▸ Dataset excerpt
————

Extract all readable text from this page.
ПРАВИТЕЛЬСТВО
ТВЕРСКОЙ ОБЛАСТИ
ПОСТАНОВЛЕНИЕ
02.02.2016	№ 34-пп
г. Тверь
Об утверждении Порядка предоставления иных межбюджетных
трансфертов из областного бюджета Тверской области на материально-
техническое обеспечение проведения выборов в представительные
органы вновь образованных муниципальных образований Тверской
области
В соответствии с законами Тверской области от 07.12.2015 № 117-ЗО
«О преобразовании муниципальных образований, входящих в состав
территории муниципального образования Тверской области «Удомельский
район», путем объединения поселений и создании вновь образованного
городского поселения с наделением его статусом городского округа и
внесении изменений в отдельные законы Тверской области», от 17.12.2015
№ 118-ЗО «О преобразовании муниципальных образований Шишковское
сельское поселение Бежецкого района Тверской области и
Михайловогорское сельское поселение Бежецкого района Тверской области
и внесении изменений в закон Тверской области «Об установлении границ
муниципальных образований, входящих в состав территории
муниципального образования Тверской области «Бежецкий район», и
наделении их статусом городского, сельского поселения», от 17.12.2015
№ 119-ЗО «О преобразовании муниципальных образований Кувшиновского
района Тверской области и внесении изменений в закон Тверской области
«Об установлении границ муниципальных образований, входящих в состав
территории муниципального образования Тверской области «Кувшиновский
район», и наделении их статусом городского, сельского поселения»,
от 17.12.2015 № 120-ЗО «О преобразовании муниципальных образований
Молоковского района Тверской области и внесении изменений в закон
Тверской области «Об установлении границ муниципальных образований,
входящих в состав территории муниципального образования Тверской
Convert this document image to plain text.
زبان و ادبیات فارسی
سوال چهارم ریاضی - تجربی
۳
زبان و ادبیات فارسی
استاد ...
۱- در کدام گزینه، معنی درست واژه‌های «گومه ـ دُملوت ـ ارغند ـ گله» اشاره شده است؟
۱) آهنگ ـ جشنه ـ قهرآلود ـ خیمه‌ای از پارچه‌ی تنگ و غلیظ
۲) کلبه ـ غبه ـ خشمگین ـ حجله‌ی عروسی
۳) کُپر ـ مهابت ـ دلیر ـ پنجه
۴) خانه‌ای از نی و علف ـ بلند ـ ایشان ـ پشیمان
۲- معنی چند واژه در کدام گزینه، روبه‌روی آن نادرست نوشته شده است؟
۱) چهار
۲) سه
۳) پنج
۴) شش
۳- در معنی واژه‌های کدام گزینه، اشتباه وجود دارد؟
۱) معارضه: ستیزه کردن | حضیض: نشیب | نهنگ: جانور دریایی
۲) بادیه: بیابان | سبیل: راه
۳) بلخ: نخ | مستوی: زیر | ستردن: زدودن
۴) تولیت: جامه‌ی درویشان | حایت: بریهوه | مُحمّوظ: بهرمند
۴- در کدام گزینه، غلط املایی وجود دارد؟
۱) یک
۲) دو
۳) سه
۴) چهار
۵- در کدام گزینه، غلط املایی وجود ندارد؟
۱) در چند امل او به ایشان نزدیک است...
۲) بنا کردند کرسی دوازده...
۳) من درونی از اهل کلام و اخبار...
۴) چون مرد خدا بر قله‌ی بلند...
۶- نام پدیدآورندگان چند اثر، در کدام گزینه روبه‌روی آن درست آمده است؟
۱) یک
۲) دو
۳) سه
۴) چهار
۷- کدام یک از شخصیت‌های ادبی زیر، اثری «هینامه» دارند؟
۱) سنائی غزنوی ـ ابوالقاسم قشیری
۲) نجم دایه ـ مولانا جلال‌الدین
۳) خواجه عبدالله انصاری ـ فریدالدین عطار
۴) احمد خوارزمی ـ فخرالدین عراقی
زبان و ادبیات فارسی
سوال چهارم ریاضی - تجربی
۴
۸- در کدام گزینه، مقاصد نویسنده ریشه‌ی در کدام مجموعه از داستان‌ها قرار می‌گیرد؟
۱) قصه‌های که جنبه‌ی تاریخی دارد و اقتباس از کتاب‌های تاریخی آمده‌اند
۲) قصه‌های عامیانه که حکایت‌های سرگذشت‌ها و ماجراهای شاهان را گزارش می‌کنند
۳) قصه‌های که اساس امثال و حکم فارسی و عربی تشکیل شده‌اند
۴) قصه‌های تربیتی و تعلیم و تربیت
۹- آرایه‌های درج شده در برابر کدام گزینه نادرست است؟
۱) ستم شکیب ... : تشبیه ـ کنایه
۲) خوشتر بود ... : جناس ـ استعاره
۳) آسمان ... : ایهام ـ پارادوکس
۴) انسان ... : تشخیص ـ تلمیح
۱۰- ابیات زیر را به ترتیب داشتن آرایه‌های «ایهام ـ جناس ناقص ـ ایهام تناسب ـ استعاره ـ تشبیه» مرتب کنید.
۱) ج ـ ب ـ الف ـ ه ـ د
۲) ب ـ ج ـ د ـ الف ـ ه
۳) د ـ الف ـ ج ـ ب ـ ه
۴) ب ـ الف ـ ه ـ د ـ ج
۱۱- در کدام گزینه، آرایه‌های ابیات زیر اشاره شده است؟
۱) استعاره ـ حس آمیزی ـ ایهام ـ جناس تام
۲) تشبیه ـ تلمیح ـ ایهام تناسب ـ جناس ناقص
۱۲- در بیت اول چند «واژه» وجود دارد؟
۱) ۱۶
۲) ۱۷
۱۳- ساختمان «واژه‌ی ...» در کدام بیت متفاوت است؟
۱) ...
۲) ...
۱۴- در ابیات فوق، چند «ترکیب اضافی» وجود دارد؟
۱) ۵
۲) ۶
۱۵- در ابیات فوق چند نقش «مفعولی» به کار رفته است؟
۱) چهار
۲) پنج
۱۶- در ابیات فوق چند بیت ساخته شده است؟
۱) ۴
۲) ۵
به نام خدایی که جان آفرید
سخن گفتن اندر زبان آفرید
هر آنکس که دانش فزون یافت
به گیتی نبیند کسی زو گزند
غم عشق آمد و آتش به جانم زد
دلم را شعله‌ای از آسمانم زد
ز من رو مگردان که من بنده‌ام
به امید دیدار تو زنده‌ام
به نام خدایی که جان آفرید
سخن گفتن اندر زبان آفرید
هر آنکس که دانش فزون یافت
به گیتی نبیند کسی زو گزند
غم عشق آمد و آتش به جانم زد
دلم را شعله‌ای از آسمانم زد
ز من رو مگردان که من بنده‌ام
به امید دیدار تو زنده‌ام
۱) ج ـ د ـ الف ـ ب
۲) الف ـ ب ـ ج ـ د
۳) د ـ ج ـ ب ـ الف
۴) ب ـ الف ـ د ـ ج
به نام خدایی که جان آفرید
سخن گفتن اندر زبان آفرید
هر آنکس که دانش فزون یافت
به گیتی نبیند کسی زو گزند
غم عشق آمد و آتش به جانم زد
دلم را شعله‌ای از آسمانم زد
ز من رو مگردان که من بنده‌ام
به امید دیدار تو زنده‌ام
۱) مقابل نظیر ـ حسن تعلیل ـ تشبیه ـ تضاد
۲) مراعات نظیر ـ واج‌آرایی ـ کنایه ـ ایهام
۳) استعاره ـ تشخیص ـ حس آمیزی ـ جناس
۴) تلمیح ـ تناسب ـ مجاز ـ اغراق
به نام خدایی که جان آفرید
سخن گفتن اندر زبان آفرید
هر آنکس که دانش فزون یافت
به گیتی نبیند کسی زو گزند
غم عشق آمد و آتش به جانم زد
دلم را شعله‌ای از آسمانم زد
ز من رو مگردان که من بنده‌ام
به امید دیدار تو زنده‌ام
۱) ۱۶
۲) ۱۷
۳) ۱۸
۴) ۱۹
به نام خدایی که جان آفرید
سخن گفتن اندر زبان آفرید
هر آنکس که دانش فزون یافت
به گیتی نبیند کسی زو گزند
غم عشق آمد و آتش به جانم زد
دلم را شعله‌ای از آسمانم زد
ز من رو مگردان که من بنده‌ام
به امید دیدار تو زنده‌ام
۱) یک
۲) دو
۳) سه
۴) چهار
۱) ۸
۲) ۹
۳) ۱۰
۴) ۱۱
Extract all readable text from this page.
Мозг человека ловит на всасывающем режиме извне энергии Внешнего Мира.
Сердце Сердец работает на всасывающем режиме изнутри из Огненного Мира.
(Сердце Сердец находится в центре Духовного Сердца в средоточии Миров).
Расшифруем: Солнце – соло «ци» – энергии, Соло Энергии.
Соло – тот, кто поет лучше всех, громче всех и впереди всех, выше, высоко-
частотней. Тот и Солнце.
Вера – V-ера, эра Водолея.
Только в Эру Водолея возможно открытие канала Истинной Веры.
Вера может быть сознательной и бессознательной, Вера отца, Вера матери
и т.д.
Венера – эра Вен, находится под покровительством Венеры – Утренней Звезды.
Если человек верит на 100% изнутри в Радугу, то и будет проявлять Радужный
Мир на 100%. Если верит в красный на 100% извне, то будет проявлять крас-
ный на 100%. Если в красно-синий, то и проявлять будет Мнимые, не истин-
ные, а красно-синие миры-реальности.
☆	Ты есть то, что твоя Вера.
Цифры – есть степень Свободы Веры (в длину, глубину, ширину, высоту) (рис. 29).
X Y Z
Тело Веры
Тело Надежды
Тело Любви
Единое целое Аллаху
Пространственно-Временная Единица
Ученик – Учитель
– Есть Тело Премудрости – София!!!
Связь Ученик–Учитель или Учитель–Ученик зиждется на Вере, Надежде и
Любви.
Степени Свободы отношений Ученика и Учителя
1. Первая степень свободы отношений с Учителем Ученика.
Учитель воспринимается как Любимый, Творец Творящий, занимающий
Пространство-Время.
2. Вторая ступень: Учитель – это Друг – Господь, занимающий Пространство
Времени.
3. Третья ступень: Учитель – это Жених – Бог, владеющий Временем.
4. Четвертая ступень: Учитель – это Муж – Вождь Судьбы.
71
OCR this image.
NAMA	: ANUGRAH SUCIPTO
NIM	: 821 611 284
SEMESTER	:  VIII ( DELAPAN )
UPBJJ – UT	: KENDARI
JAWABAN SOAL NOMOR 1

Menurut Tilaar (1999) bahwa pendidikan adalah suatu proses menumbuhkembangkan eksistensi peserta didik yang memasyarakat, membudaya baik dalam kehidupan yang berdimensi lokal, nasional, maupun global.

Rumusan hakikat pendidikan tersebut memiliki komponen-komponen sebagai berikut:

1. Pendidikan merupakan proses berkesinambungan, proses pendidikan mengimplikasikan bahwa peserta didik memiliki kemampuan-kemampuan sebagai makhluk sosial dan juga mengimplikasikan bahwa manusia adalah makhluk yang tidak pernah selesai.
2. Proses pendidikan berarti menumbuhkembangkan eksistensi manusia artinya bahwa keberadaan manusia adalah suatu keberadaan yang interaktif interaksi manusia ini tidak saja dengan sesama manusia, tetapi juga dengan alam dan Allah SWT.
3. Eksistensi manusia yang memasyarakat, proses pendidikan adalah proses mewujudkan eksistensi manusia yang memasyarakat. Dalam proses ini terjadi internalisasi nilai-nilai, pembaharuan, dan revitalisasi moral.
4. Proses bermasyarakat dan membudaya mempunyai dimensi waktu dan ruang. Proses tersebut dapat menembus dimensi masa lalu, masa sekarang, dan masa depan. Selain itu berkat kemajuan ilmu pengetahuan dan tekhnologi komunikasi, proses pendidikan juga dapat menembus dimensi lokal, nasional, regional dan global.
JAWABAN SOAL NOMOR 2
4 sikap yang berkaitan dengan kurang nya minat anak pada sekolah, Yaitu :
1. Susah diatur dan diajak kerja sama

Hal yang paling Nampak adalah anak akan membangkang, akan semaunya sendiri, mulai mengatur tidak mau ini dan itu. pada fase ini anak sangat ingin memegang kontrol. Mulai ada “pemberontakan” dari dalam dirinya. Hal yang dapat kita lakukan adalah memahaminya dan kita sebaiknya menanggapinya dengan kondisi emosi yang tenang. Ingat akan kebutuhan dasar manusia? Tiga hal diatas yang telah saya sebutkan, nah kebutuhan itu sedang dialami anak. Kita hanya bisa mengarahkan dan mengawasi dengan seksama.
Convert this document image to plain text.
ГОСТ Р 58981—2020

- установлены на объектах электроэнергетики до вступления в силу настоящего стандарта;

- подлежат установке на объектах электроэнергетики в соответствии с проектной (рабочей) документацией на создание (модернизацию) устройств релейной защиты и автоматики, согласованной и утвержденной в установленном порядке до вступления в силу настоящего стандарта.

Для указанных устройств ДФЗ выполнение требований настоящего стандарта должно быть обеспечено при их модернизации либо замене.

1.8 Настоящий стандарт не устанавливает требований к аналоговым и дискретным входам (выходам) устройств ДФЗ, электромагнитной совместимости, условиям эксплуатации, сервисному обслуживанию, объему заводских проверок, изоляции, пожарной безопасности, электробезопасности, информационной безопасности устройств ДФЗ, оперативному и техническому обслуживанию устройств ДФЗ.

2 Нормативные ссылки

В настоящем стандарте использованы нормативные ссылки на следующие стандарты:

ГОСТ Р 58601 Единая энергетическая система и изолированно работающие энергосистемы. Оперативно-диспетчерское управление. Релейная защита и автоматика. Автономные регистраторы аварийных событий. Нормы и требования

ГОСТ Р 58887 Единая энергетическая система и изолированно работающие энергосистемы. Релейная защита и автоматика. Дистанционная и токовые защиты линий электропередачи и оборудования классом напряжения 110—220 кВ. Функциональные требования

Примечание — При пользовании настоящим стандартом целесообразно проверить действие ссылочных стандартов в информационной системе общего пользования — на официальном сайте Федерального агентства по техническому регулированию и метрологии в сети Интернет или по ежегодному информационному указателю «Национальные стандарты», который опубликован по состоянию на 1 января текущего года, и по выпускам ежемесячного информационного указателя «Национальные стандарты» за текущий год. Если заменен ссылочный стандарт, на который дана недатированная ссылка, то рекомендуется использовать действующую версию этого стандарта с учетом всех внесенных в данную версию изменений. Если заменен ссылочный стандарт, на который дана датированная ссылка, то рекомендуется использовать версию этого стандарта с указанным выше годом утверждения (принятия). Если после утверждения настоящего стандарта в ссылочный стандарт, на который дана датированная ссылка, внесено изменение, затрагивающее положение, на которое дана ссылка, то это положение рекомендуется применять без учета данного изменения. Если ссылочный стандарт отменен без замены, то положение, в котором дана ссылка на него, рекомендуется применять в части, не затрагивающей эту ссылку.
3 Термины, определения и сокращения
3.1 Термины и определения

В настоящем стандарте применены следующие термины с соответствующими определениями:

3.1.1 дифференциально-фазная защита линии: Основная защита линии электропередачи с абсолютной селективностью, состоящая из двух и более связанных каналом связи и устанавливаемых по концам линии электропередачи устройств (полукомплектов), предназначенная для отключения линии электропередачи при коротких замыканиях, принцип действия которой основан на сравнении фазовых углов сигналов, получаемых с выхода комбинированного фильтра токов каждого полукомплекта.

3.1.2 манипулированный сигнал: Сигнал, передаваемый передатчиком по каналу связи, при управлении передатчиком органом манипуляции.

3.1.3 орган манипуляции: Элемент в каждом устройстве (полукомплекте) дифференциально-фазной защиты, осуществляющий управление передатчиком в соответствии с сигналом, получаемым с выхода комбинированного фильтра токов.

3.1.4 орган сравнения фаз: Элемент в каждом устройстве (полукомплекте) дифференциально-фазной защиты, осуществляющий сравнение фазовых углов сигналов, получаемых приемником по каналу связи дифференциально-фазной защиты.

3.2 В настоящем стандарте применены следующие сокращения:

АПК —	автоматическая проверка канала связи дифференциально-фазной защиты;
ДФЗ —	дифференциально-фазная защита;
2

————

▸ Written instruction
Find the string "района" in the records, then copy each line where it occurs.

▸ Correct response
сельское поселение Бежецкого района Тверской области и
Михайловогорское сельское поселение Бежецкого района Тверской области
района Тверской области и внесении изменений в закон Тверской области
Молоковского района Тверской области и внесении изменений в закон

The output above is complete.